From the entries below, pull out each line where "Nachtwey" appears.
— start of RECORDS FOR THIS EXERCISE —
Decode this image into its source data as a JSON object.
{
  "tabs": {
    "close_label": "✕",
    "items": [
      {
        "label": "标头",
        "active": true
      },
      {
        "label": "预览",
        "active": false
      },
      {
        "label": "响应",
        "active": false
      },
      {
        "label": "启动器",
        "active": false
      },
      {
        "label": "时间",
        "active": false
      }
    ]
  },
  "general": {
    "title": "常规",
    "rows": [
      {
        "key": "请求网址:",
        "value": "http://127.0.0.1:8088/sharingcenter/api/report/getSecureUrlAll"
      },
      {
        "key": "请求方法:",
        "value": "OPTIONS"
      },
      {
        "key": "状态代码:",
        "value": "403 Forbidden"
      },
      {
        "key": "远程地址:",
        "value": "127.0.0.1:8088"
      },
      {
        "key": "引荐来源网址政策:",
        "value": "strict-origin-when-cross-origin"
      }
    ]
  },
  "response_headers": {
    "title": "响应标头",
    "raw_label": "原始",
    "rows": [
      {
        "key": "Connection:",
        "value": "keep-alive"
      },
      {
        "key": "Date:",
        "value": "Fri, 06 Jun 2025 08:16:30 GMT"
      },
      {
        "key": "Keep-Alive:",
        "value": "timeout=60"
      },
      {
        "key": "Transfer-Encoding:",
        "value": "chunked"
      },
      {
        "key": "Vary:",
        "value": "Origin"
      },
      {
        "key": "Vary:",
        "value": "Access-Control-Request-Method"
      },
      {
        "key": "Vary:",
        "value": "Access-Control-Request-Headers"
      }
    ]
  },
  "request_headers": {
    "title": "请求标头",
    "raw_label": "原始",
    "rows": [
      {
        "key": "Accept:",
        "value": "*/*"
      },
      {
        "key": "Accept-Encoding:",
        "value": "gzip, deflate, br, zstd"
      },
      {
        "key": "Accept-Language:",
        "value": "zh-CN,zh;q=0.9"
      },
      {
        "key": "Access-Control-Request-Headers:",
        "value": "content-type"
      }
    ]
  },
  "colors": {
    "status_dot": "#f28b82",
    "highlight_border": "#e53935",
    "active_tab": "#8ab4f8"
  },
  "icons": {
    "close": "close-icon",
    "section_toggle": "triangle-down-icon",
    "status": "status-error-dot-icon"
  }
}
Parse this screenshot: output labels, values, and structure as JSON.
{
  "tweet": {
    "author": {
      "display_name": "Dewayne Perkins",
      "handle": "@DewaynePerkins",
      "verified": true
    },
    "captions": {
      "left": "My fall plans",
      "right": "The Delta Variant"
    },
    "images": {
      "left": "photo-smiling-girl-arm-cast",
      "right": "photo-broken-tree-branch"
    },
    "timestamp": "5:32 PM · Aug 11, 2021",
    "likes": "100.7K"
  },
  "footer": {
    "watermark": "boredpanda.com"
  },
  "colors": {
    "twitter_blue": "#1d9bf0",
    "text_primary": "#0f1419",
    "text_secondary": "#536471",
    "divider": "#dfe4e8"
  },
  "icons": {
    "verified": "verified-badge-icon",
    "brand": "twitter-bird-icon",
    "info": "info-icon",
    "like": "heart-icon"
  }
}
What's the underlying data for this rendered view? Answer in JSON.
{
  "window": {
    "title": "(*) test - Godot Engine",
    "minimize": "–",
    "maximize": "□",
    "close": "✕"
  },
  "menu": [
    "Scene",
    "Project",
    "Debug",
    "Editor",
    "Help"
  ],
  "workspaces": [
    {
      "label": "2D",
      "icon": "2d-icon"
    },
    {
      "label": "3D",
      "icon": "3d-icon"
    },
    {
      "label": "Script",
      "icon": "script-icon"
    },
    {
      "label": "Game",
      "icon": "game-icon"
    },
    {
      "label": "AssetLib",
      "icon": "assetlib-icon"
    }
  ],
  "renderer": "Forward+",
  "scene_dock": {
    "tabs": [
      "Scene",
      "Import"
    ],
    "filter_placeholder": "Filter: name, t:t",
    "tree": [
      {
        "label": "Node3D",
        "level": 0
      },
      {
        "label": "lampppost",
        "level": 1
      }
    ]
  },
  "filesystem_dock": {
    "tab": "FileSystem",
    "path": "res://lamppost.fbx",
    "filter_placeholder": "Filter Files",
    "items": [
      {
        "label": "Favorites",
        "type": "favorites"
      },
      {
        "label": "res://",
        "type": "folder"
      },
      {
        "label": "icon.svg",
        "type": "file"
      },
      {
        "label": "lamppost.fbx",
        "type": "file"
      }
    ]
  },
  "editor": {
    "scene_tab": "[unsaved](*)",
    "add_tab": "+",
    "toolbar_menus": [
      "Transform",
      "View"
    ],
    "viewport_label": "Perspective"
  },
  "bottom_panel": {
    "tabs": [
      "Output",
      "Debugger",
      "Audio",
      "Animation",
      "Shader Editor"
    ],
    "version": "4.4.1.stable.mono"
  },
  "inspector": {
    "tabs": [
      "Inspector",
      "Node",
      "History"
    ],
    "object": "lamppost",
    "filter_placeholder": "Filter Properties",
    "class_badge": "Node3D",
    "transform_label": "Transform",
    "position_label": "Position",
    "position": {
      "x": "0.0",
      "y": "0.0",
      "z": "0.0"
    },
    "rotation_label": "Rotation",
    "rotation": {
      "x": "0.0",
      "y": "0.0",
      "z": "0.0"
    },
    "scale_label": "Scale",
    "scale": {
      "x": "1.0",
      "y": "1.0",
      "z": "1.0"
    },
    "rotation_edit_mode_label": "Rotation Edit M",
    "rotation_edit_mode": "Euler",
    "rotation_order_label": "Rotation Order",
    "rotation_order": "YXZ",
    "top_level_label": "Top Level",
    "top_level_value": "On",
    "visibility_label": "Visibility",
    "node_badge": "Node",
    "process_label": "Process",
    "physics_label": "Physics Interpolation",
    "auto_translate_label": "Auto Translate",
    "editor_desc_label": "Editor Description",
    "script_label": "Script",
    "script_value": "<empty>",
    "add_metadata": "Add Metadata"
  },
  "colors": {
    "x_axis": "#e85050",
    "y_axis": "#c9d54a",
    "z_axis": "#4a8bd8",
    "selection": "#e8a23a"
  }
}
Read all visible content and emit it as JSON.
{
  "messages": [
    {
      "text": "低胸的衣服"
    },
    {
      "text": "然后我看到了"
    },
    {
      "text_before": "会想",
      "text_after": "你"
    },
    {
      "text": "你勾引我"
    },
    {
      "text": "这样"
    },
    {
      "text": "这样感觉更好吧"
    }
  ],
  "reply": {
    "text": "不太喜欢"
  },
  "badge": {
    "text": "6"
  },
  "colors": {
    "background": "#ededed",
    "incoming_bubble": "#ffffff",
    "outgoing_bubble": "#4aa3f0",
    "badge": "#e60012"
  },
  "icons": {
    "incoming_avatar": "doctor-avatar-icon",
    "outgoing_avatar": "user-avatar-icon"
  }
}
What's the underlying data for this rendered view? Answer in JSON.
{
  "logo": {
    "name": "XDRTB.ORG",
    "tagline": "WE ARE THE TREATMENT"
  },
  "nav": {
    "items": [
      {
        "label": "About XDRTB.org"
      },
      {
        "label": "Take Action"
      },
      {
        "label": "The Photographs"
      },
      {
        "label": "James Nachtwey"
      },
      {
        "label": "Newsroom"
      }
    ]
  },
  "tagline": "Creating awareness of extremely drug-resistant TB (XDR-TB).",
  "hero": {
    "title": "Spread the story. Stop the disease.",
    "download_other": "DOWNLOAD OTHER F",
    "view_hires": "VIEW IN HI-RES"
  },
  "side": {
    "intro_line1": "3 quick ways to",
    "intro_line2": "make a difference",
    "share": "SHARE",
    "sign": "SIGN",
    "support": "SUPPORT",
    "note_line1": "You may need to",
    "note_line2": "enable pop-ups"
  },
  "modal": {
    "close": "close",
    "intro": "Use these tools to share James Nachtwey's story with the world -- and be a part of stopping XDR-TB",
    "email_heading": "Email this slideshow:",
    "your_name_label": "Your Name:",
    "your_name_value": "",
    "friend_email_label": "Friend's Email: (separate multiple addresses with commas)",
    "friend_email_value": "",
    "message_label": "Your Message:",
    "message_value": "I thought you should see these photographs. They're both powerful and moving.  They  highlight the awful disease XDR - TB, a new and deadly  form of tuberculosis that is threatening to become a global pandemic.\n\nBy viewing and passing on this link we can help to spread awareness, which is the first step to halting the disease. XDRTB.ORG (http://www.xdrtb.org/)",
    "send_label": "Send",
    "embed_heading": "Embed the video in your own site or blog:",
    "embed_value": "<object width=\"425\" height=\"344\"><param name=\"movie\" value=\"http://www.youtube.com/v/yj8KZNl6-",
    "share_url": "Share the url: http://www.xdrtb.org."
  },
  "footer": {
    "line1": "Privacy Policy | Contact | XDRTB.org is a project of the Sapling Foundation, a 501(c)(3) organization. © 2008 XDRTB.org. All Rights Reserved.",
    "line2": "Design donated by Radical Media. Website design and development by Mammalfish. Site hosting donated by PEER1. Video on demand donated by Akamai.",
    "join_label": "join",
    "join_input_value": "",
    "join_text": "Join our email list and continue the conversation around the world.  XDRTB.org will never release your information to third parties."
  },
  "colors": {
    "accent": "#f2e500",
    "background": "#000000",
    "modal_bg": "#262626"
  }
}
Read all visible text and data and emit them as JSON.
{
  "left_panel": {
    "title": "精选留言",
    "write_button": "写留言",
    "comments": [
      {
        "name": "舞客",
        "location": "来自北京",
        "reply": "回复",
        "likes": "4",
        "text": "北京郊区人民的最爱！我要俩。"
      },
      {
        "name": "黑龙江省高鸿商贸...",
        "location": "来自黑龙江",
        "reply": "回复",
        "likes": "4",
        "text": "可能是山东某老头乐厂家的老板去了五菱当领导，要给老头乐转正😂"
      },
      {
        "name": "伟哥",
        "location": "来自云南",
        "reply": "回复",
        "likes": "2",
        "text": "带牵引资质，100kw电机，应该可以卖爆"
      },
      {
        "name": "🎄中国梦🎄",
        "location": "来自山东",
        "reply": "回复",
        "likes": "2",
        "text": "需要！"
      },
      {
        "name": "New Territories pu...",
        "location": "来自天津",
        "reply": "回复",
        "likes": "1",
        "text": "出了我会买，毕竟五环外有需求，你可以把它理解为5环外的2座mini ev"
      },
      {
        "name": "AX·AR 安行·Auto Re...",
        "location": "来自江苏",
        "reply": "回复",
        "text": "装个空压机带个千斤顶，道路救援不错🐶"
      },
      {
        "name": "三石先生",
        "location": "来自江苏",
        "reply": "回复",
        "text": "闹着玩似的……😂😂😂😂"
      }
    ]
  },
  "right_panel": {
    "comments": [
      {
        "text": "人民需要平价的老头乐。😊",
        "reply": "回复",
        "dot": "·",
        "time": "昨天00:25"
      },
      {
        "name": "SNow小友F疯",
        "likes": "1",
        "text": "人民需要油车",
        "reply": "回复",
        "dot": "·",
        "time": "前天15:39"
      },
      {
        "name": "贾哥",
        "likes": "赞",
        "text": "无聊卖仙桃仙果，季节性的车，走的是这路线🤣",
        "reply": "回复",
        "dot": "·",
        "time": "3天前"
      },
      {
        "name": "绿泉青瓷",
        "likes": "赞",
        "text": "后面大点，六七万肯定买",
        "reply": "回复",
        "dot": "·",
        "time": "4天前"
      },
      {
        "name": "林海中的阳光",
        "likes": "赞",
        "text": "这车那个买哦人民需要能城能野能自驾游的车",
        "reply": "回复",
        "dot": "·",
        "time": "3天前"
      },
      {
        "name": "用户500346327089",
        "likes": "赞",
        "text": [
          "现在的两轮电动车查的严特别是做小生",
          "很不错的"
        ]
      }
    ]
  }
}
— end of RECORDS FOR THIS EXERCISE —
EXERCISE RESPONSE:
        "label": "James Nachtwey"
    "intro": "Use these tools to share James Nachtwey's story with the world -- and be a part of stopping XDR-TB",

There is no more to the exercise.